Input for this task
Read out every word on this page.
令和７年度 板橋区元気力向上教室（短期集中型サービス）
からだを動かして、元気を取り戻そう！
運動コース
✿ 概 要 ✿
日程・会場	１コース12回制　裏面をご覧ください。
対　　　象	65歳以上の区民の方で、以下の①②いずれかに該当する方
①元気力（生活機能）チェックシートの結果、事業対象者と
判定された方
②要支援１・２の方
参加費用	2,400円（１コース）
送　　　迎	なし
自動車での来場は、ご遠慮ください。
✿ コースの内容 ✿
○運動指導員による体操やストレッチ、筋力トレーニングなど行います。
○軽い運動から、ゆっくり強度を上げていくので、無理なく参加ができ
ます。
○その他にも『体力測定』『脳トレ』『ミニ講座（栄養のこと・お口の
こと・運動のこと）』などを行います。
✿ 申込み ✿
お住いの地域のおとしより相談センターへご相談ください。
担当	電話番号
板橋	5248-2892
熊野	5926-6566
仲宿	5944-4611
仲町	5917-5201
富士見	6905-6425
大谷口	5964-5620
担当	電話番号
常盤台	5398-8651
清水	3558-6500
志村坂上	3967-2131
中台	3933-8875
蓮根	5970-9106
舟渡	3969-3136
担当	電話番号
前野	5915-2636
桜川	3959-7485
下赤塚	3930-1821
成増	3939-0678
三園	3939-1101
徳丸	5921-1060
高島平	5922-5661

Challenge
The listing above should be transcribed in full, exactly as written.

Correct result
Read out every word on this page.
令和７年度 板橋区元気力向上教室（短期集中型サービス）
からだを動かして、元気を取り戻そう！
運動コース
✿ 概 要 ✿
日程・会場	１コース12回制　裏面をご覧ください。
対　　　象	65歳以上の区民の方で、以下の①②いずれかに該当する方
①元気力（生活機能）チェックシートの結果、事業対象者と
判定された方
②要支援１・２の方
参加費用	2,400円（１コース）
送　　　迎	なし
自動車での来場は、ご遠慮ください。
✿ コースの内容 ✿
○運動指導員による体操やストレッチ、筋力トレーニングなど行います。
○軽い運動から、ゆっくり強度を上げていくので、無理なく参加ができ
ます。
○その他にも『体力測定』『脳トレ』『ミニ講座（栄養のこと・お口の
こと・運動のこと）』などを行います。
✿ 申込み ✿
お住いの地域のおとしより相談センターへご相談ください。
担当	電話番号
板橋	5248-2892
熊野	5926-6566
仲宿	5944-4611
仲町	5917-5201
富士見	6905-6425
大谷口	5964-5620
担当	電話番号
常盤台	5398-8651
清水	3558-6500
志村坂上	3967-2131
中台	3933-8875
蓮根	5970-9106
舟渡	3969-3136
担当	電話番号
前野	5915-2636
桜川	3959-7485
下赤塚	3930-1821
成増	3939-0678
三園	3939-1101
徳丸	5921-1060
高島平	5922-5661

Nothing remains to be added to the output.